Texto de leitura
>>>
Era pra ser um dia como outro qualquer, em que uma criança perde um dos tantos dentes de leite que tem na boca. Mas a vida quis diferente e me mostrou, mais uma vez, como dar voz às crianças e conversar com elas sobre todos os assuntos, é o melhor caminho para construir valores
No início dessa semana meu menino de 6 anos perdeu seu terceiro dente de leite. Após inúmeras tentativas de extraí-lo das maneiras mais pré-históricas possíveis, finalmente o pequeno dente se rendeu e ele feliz da vida veio nos mostrar mais uma fresta na enorme janelinha que se encontra em sua boca.
Na hora de dormir, como de praxe em dias como este, o dentinho foi parar debaixo do travesseiro, para que durante a noite fosse resgatado pela tão aguardada fada do dente.
O dia raiou e logo ele veio correndo nos contar todo contente que a fada do dente havia passado e esta vez havia sido muito mais generosa do que as anteriores. Ao invés de 1, ela havia lhe deixado 3 moedinhas de R$1,00.
Pois bem. Com a fortuna em mãos, começamos a conversar sobre o que ele gostaria de comprar e se realmente valia gastar o dinheiro já naquele dia ou guardar até juntar mais um pouquinho e aí então comprar algo que realmente precisasse ou quisesse. Convencido de que precisava gastar o dinheiro naquele dia, fomos até a banca mais próxima a procura de figurinhas para o álbum dos gogos. (Os gogos pra quem não sabe – eu demorei meses pra entender o que eram – são mini personagens de plástico (eu acho) dos desenhos Disney e afins, que já há algum tempo são uma febre entre a molecada, que coleciona, troca e inventa os mais diversos jogos com os pequenos mascotes)
Chegando lá, no entanto, fomos surpreendidos com a notícia de que não sei quantos (poucos) meses após o lançamento do tal álbum, este já havia “saído de linha” e não haviam mais figurinhas para vender. Na realidade, não é que o álbum deixou de existir. Claro que não. O álbum havia sido substituído por outro e agora só haviam figurinhas desta nova edição, o que obviamente nos colocava na situação de ter de comprar esta nova edição – série 2, segundo meu filho – e recomeçar a busca incansável por figurinhas não repetidas até completá-lo. Os caras são geniais, não é mesmo?
Bom, o álbum novo custava uns R$30,00 eu acho. O crédito da fada do dente era R$3,00. Resultado: frustração imediata no estilo meu mundo caiu e uma avalanche de argumentos para tentar me convencer de que ele PRECISAVA ter o novo álbum. A resposta foi não. Disse que além dele não precisar de mais um álbum de figurinhas, não seria possível, pois não tínhamos dinheiro suficiente e sugeri que ele levasse o pacotinho mesmo assim e colasse as figurinhas no antigo álbum. O pacote vem com 2 figurinhas e um gogo, portanto, ponderei que o que importava era a brincadeira e ganhar um novo bonequinho, que ele poderia trocar com os amigos e amentar sua pequena coleção. Demorou um pouco, mas logo encerramos a discussão e trouxemos o pacotinho da nova série gogos pra casa.
<<<
Instruções da tarefa
Retome o relato acima sobre o dente de leite e continue a história logo depois da última frase.

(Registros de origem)
>>>
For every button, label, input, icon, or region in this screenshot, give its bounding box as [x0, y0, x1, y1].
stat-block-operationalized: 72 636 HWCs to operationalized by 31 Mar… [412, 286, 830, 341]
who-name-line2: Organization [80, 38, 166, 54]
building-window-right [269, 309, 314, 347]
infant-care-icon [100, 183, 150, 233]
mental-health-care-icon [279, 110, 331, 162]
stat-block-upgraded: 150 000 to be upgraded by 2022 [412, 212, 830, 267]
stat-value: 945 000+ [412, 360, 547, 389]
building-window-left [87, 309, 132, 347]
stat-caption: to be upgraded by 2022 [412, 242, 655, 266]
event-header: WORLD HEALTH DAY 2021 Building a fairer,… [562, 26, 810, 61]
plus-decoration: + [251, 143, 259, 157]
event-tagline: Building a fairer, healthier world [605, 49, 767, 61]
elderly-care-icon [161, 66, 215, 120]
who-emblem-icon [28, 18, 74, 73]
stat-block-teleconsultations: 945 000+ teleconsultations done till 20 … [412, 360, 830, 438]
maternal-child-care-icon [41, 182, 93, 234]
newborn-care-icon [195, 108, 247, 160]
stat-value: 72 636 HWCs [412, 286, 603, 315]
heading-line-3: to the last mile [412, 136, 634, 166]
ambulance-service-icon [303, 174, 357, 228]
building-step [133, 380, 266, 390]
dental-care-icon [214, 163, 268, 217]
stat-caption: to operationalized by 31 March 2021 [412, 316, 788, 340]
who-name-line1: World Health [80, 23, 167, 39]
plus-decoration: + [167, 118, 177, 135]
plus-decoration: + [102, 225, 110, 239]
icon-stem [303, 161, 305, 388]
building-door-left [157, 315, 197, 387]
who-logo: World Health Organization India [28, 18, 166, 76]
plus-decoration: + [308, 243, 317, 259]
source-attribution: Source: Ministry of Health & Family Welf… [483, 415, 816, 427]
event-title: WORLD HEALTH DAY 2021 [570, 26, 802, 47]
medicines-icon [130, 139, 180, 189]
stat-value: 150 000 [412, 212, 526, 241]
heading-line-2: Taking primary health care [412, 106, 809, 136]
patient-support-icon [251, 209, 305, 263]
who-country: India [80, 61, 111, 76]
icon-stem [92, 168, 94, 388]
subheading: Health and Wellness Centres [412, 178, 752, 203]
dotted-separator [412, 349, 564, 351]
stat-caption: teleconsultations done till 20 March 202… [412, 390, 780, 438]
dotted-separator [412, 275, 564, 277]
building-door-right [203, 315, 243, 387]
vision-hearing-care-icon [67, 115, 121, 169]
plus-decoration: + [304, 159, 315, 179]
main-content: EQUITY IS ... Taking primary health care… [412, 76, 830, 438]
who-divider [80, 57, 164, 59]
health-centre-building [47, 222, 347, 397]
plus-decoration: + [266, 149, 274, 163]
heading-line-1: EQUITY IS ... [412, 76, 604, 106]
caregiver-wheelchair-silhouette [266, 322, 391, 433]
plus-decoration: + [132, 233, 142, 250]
<<<
Resultado da tarefa
Ainda inconformado, meu menino recomeçou a conversa sobre o porquê não comprar o álbum e achei que era uma ótima oportunidade pra falar abertamente sobre a sacanagem que reina no mundo infantil. Na verdade no mundo em geral, mas no mundo infantil é pesado. Falei abertamente sobre as propagandas abusivas, sobre o massacre diário da mídia e da indústria dos brinquedos e afins, e especialmente sobre como não podemos nos render assim tão facilmente a tudo que querem nos enfiar goela abaixo. Lá pelas tantas (porque falo pouco! #sqn), ele vira pra mim e diz:
– Mamãe, bom mesmo é o necessário, o excesso faz mal. Não quero mais esse álbum, vou brincar com o que eu tenho e criar um outro álbum pras figurinhas repetidas !
Nem preciso dizer que quase caí pra trás de tão surpresa e orgulhosa da conclusão do meu pequeno, né? Não achava que o meu discurso todo inflamado e politicamente correto teria um efeito assim tão imediato e muito menos transformaria o meu menino de 6 anos em um homem de 30, em apenas 10 minutos. Rs! #sóquenão.
Curiosa, perguntei:
-Filho, que bacana. É isso aí. Como você chegou a essa conclusão?
E ele com a carinha mais linda e sábia do mundo me respondeu:
-Ouvi no filme Mogli, mamãe. É isso que o Balu sempre fala pro Mogli.
Sorri e percebi que ele tinha captado a essência da nossa conversa com muito mais profundidade, sabedoria e simplicidade do que eu imaginava. E o desenho que já estava entre os meus favoritos, subiu pro primeiro lugar da lista.
Chegamos em casa e fui correndo procurar o desenho pra ver em que momento Balu e Mogli tinham essa conversa tão profunda. Descobri, mais fascinada ainda, que embora a frase não fosse exatamente essa, meu moleque tinha entendido direitinho o que o urso bonachão tentava explicar a Mogli e foi capaz de traduzir com perfeição as entrelinhas do nosso diálogo e o que estávamos vivendo ali.
No filme, Balu canta pra Mogli:”Eu uso o necessário, somente o necessário. O extraordinário é demais”. Me apaixonei de vez por Mogli e me convenci, mais uma vez, da importância das mensagens passadas pras nossas crianças.
6 anos e uma oportunidade encantadora de refletir sobre o que realmente importa na vida. Meu desejo de que essa sensibilidade só aumente e lhe proporcione uma enorme capacidade de fazer boas escolhas e ter senso crítico, sempre.
Cada dia que passa percebo que as pessoas tem se preocupado cada vez mais com o tema consumo consciente e isso é um grande alívio.
Mudar os hábitos e quebrar paradigmas é mais do que necessário. É essencial para contribuirmos para a formação dos nossos filhos e pra um planeta mais agradável e acolhedor.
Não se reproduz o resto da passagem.